Work to be completed
Exact reproduction of the data is required, with images excluded.

.....

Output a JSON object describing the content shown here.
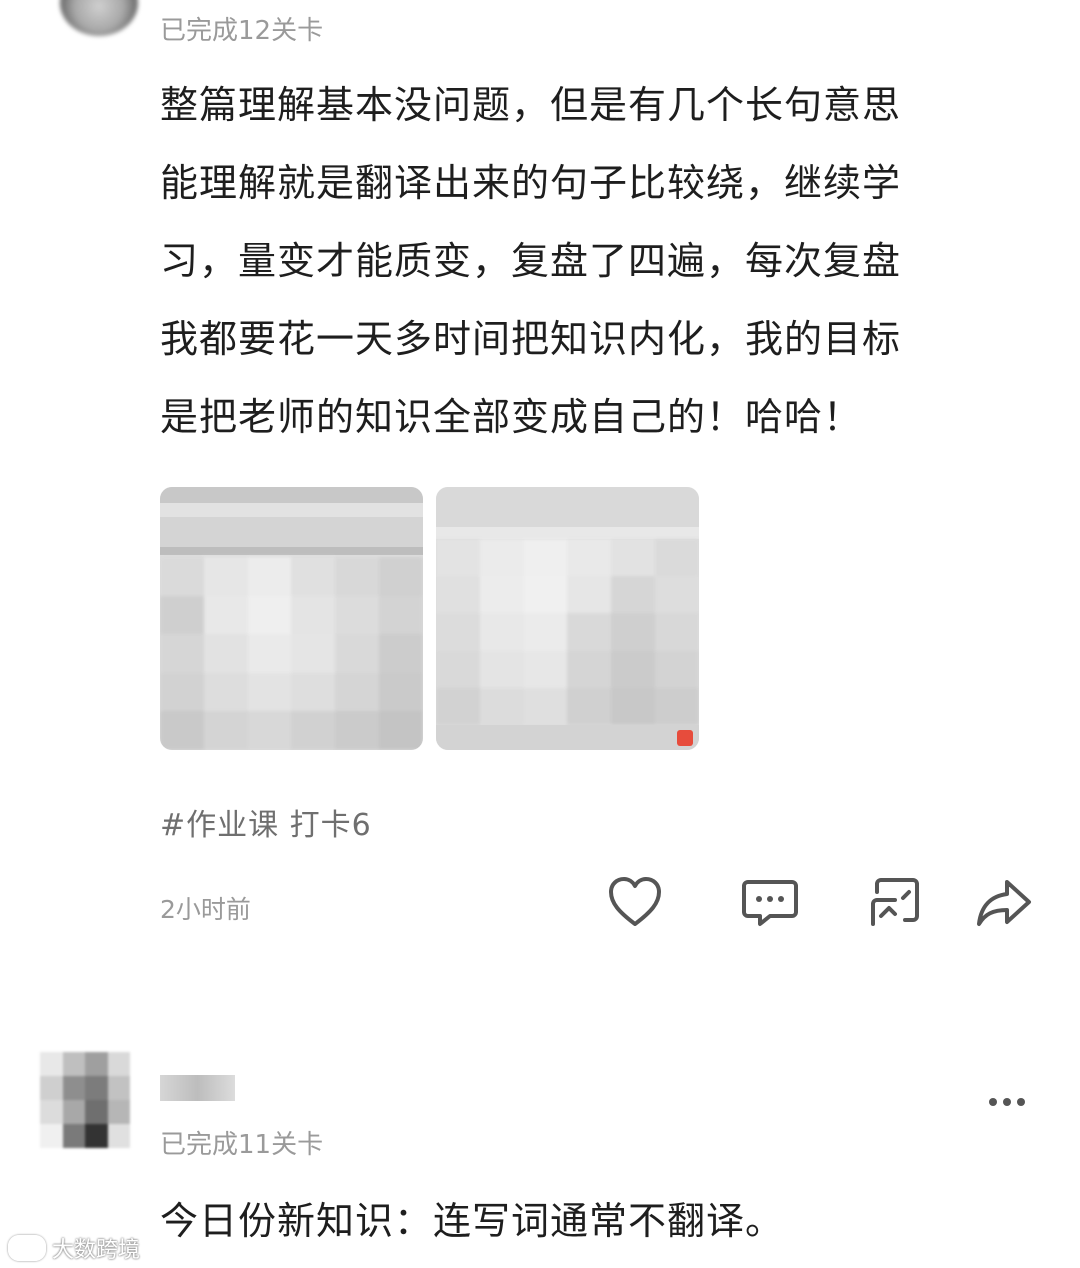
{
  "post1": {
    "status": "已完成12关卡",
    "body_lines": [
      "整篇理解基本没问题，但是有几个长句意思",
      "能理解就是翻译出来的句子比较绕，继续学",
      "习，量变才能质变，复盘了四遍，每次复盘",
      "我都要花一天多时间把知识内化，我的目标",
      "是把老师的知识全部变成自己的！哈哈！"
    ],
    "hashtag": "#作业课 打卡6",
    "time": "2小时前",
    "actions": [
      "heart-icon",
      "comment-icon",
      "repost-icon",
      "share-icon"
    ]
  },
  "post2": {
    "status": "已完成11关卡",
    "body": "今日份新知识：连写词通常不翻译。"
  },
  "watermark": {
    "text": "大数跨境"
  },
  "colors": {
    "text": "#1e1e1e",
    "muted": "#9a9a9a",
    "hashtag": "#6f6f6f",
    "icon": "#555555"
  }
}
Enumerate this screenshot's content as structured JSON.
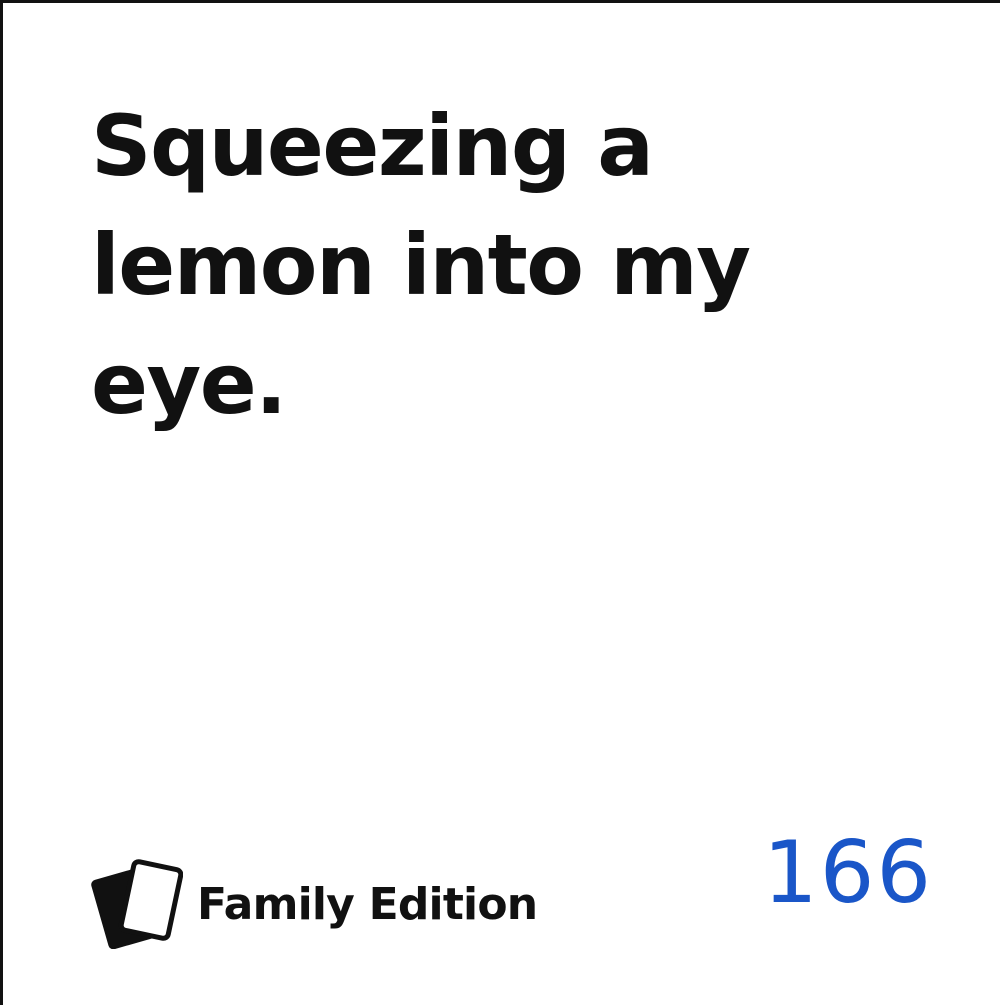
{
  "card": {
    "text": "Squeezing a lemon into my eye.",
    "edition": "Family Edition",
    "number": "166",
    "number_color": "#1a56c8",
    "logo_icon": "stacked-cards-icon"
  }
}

.....

The reply
Output a JSON object describing the content shown here.
{
  "post1": {
    "status": "已完成12关卡",
    "body_lines": [
      "整篇理解基本没问题，但是有几个长句意思",
      "能理解就是翻译出来的句子比较绕，继续学",
      "习，量变才能质变，复盘了四遍，每次复盘",
      "我都要花一天多时间把知识内化，我的目标",
      "是把老师的知识全部变成自己的！哈哈！"
    ],
    "hashtag": "#作业课 打卡6",
    "time": "2小时前",
    "actions": [
      "heart-icon",
      "comment-icon",
      "repost-icon",
      "share-icon"
    ]
  },
  "post2": {
    "status": "已完成11关卡",
    "body": "今日份新知识：连写词通常不翻译。"
  },
  "watermark": {
    "text": "大数跨境"
  },
  "colors": {
    "text": "#1e1e1e",
    "muted": "#9a9a9a",
    "hashtag": "#6f6f6f",
    "icon": "#555555"
  }
}
Enumerate this screenshot's content as structured JSON.
{
  "card": {
    "text": "Squeezing a lemon into my eye.",
    "edition": "Family Edition",
    "number": "166",
    "number_color": "#1a56c8",
    "logo_icon": "stacked-cards-icon"
  }
}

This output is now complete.